## Do this
Look below for the line containing "Extract all readable text from this page.", then write out that line and every line after it to the end, exactly, minus the pictures.

## Dataset content
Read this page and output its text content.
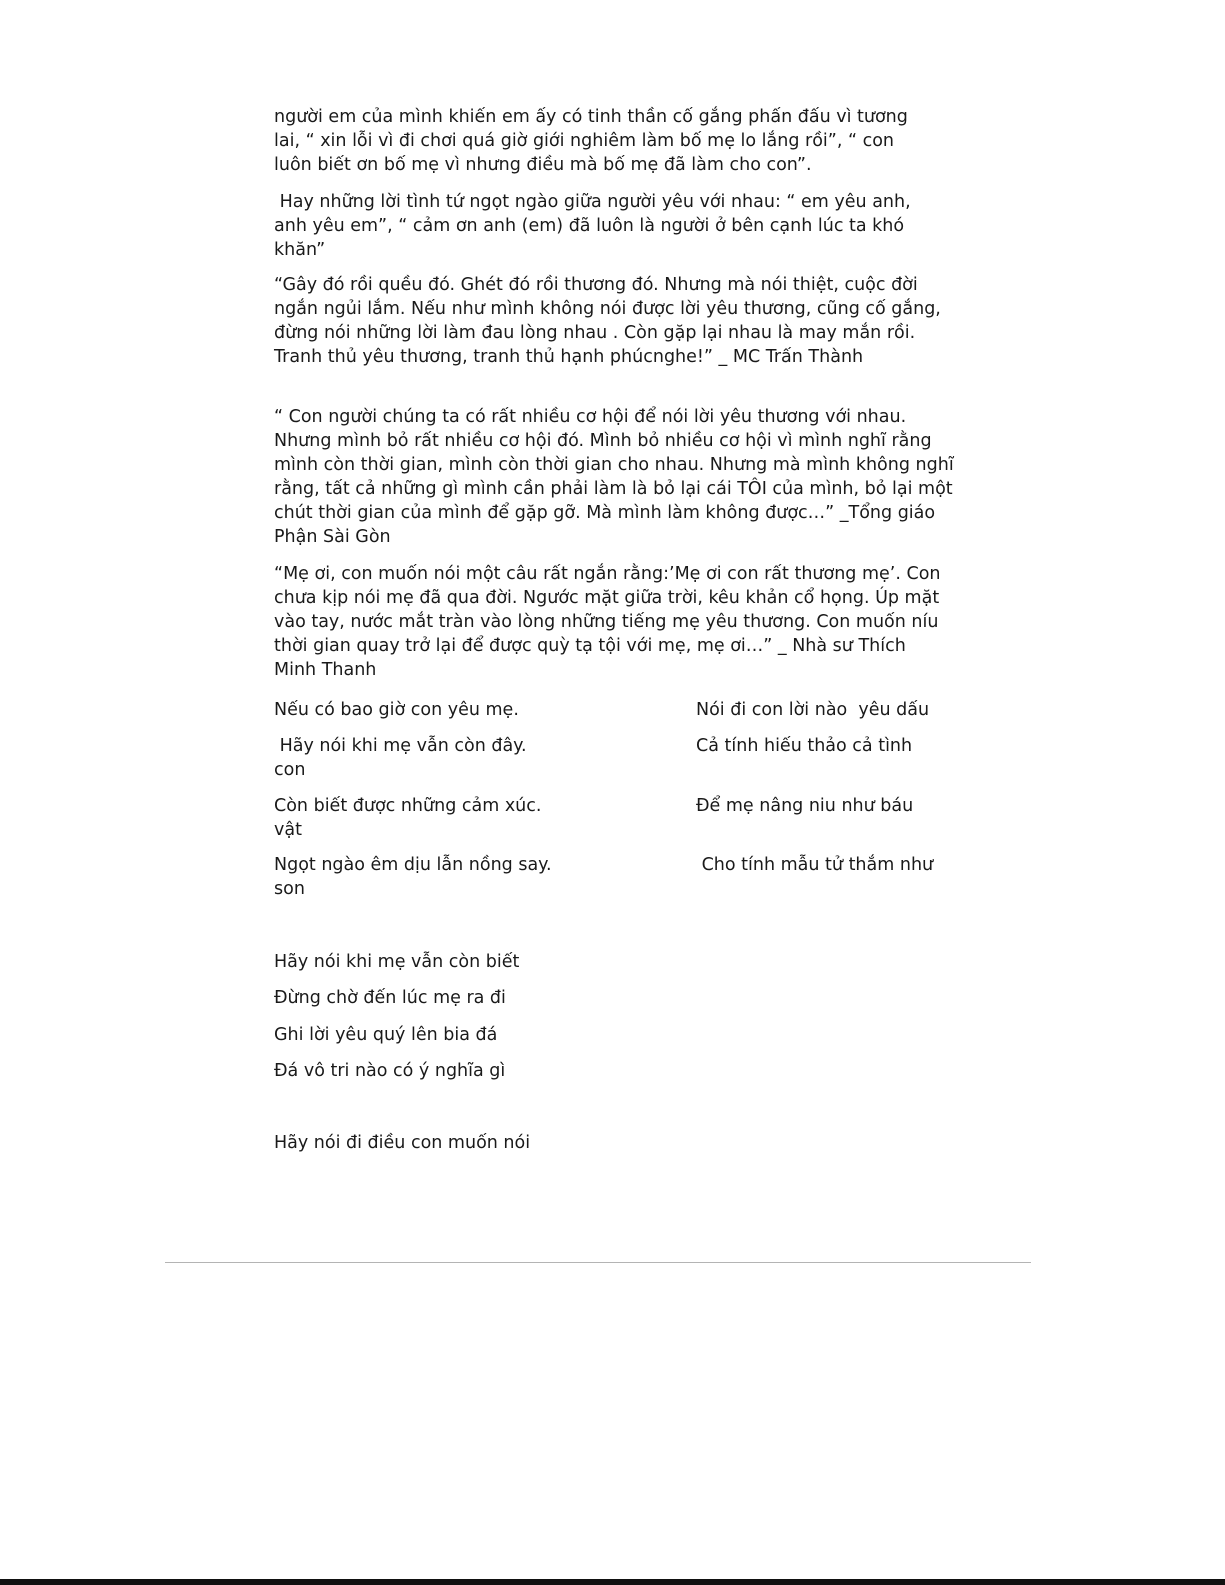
người em của mình khiến em ấy có tinh thần cố gắng phấn đấu vì tương lai, “ xin lỗi vì đi chơi quá giờ giới nghiêm làm bố mẹ lo lắng rồi”, “ con luôn biết ơn bố mẹ vì nhưng điều mà bố mẹ đã làm cho con”.

Hay những lời tình tứ ngọt ngào giữa người yêu với nhau: “ em yêu anh, anh yêu em”, “ cảm ơn anh (em) đã luôn là người ở bên cạnh lúc ta khó khăn”

“Gây đó rồi quều đó. Ghét đó rồi thương đó. Nhưng mà nói thiệt, cuộc đời ngắn ngủi lắm. Nếu như mình không nói được lời yêu thương, cũng cố gắng, đừng nói những lời làm đau lòng nhau . Còn gặp lại nhau là may mắn rồi. Tranh thủ yêu thương, tranh thủ hạnh phúcnghe!” _ MC Trấn Thành

“ Con người chúng ta có rất nhiều cơ hội để nói lời yêu thương với nhau. Nhưng mình bỏ rất nhiều cơ hội đó. Mình bỏ nhiều cơ hội vì mình nghĩ rằng mình còn thời gian, mình còn thời gian cho nhau. Nhưng mà mình không nghĩ rằng, tất cả những gì mình cần phải làm là bỏ lại cái TÔI của mình, bỏ lại một chút thời gian của mình để gặp gỡ. Mà mình làm không được…” _Tổng giáo Phận Sài Gòn

“Mẹ ơi, con muốn nói một câu rất ngắn rằng:’Mẹ ơi con rất thương mẹ’. Con chưa kịp nói mẹ đã qua đời. Ngước mặt giữa trời, kêu khản cổ họng. Úp mặt vào tay, nước mắt tràn vào lòng những tiếng mẹ yêu thương. Con muốn níu thời gian quay trở lại để được quỳ tạ tội với mẹ, mẹ ơi…” _ Nhà sư Thích Minh Thanh

Nếu có bao giờ con yêu mẹ.	Nói đi con lời nào  yêu dấu

Hãy nói khi mẹ vẫn còn đây.
con

Cả tính hiếu thảo cả tình

Còn biết được những cảm xúc.
vật

Để mẹ nâng niu như báu

Ngọt ngào êm dịu lẫn nồng say.
son

Cho tính mẫu tử thắm như

Hãy nói khi mẹ vẫn còn biết

Đừng chờ đến lúc mẹ ra đi

Ghi lời yêu quý lên bia đá

Đá vô tri nào có ý nghĩa gì

Hãy nói đi điều con muốn nói
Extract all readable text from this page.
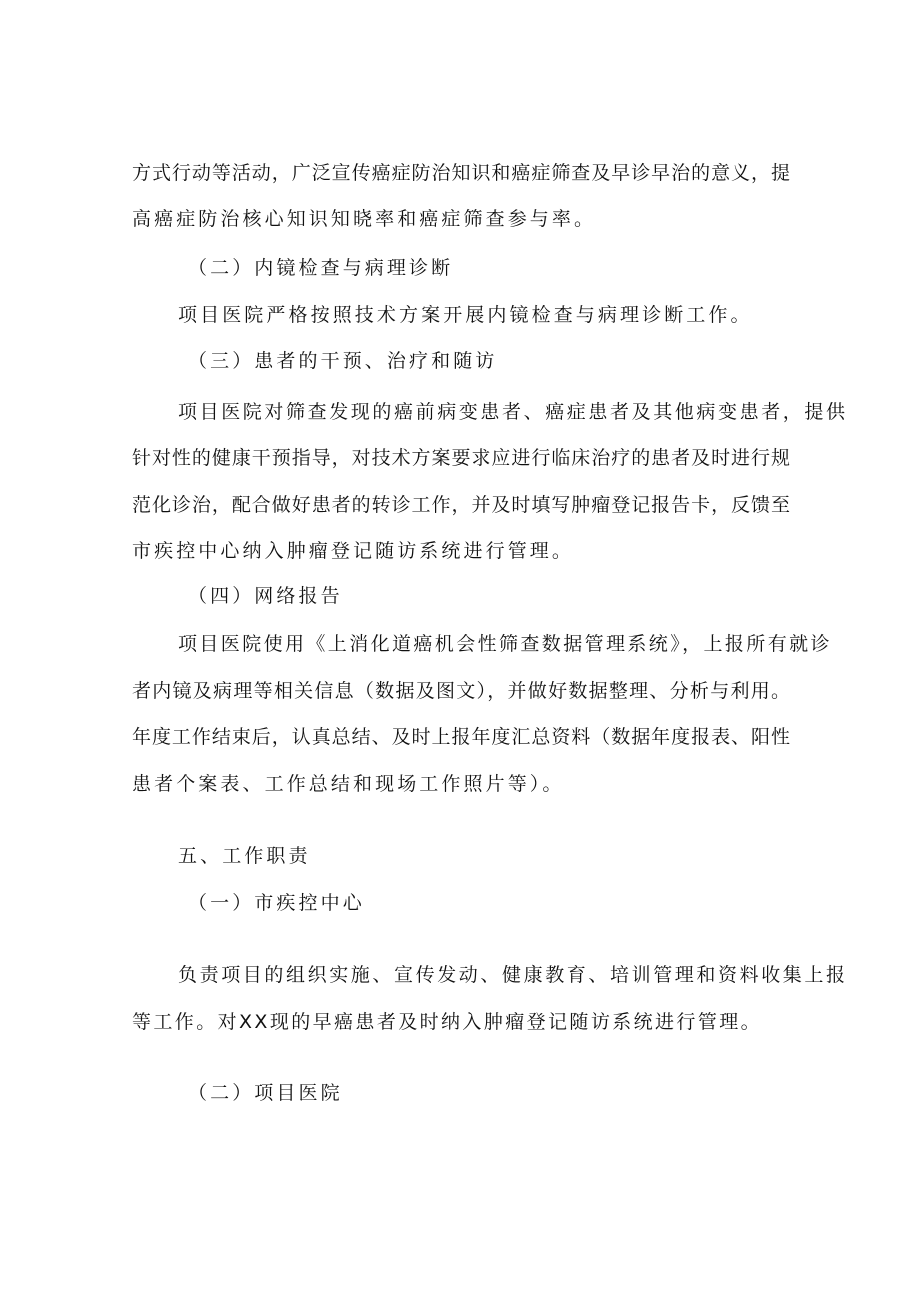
方式行动等活动，广泛宣传癌症防治知识和癌症筛查及早诊早治的意义，提
高癌症防治核心知识知晓率和癌症筛查参与率。
（二）内镜检查与病理诊断
项目医院严格按照技术方案开展内镜检查与病理诊断工作。
（三）患者的干预、治疗和随访
项目医院对筛查发现的癌前病变患者、癌症患者及其他病变患者，提供
针对性的健康干预指导，对技术方案要求应进行临床治疗的患者及时进行规
范化诊治，配合做好患者的转诊工作，并及时填写肿瘤登记报告卡，反馈至
市疾控中心纳入肿瘤登记随访系统进行管理。
（四）网络报告
项目医院使用《上消化道癌机会性筛查数据管理系统》，上报所有就诊
者内镜及病理等相关信息（数据及图文），并做好数据整理、分析与利用。
年度工作结束后，认真总结、及时上报年度汇总资料（数据年度报表、阳性
患者个案表、工作总结和现场工作照片等）。
五、工作职责
（一）市疾控中心
负责项目的组织实施、宣传发动、健康教育、培训管理和资料收集上报
等工作。对XX现的早癌患者及时纳入肿瘤登记随访系统进行管理。
（二）项目医院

## Answer to this task
Extract all readable text from this page.
方式行动等活动，广泛宣传癌症防治知识和癌症筛查及早诊早治的意义，提
高癌症防治核心知识知晓率和癌症筛查参与率。
（二）内镜检查与病理诊断
项目医院严格按照技术方案开展内镜检查与病理诊断工作。
（三）患者的干预、治疗和随访
项目医院对筛查发现的癌前病变患者、癌症患者及其他病变患者，提供
针对性的健康干预指导，对技术方案要求应进行临床治疗的患者及时进行规
范化诊治，配合做好患者的转诊工作，并及时填写肿瘤登记报告卡，反馈至
市疾控中心纳入肿瘤登记随访系统进行管理。
（四）网络报告
项目医院使用《上消化道癌机会性筛查数据管理系统》，上报所有就诊
者内镜及病理等相关信息（数据及图文），并做好数据整理、分析与利用。
年度工作结束后，认真总结、及时上报年度汇总资料（数据年度报表、阳性
患者个案表、工作总结和现场工作照片等）。
五、工作职责
（一）市疾控中心
负责项目的组织实施、宣传发动、健康教育、培训管理和资料收集上报
等工作。对XX现的早癌患者及时纳入肿瘤登记随访系统进行管理。
（二）项目医院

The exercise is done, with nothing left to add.